*What is being asked:*
Report the total number of lines that include the string "document", without any other text.

*Records supplied:*
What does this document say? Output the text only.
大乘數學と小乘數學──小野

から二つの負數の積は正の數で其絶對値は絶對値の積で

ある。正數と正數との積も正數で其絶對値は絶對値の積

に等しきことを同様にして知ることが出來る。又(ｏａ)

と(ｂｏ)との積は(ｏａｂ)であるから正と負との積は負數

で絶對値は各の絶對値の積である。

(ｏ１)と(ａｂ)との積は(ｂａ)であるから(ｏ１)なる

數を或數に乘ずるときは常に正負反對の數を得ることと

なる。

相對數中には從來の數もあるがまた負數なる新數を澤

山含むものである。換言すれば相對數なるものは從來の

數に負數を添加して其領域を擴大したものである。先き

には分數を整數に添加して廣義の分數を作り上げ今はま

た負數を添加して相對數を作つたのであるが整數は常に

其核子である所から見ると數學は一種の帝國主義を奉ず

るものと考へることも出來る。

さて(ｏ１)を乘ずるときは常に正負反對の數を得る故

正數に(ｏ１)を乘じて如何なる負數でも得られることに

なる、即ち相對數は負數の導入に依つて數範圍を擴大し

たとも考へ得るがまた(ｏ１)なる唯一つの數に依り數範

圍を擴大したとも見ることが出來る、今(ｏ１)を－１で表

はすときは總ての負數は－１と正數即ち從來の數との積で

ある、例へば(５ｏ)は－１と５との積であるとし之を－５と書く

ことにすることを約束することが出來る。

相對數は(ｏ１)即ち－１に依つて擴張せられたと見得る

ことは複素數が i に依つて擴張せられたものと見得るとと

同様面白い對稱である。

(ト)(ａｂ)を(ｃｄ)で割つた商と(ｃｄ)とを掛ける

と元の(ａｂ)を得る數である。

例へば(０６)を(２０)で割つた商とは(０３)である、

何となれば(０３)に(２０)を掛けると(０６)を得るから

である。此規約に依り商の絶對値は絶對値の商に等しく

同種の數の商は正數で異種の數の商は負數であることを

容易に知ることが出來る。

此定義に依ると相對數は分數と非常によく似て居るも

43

--

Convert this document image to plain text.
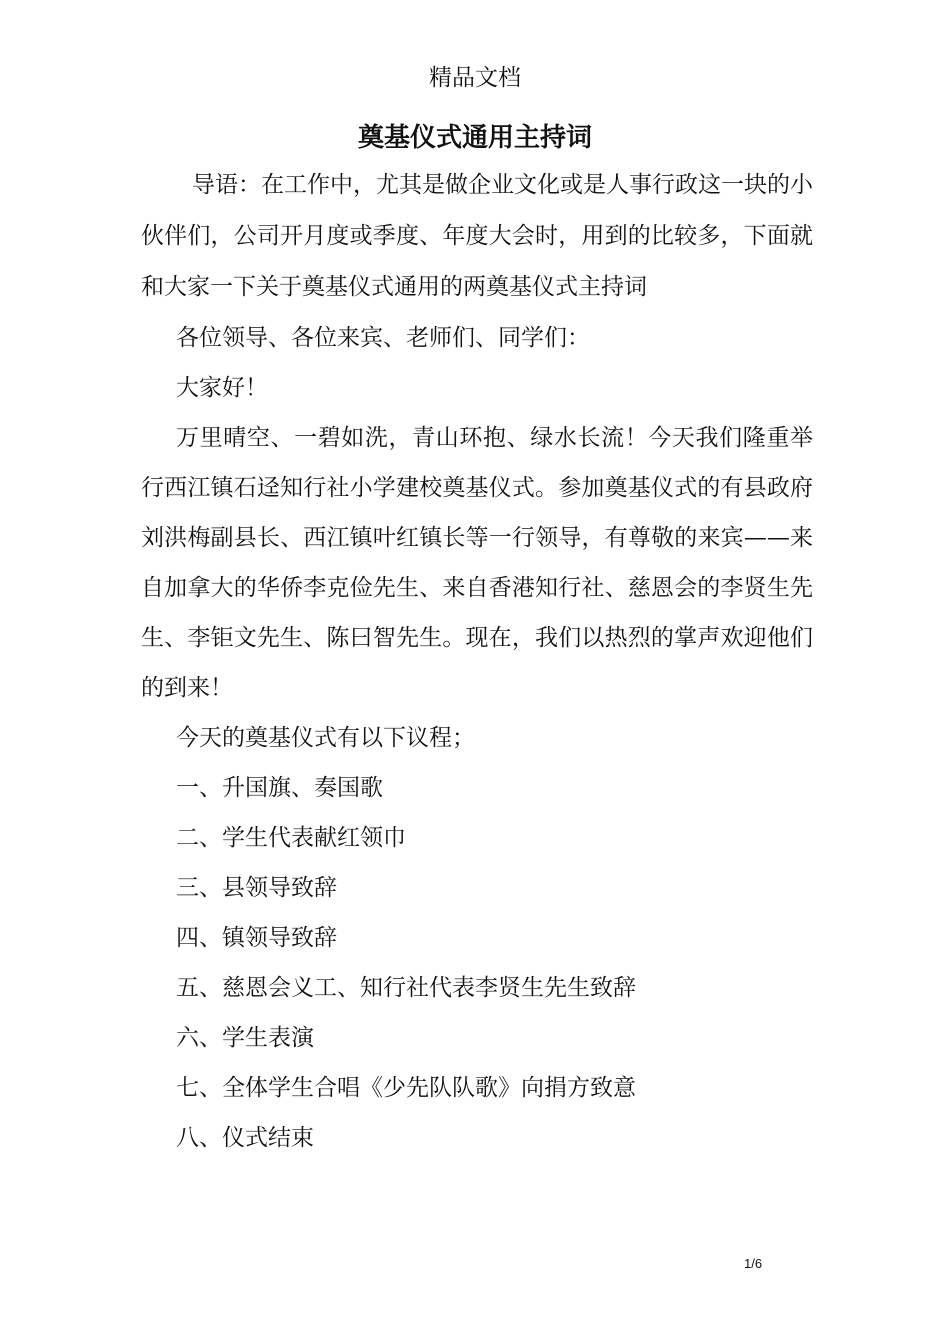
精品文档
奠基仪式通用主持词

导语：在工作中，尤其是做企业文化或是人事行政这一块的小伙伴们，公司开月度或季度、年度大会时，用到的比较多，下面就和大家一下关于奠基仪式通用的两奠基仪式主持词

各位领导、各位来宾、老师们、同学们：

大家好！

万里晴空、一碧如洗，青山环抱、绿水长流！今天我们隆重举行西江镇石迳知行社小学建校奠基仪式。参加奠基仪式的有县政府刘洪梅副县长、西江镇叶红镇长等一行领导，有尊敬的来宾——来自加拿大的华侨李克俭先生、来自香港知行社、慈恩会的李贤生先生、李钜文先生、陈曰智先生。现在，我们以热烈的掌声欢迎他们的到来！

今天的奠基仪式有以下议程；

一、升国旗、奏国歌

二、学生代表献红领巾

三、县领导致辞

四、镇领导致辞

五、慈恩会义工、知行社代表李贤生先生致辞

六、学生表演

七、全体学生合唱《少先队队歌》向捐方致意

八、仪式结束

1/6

*Written reply:*
2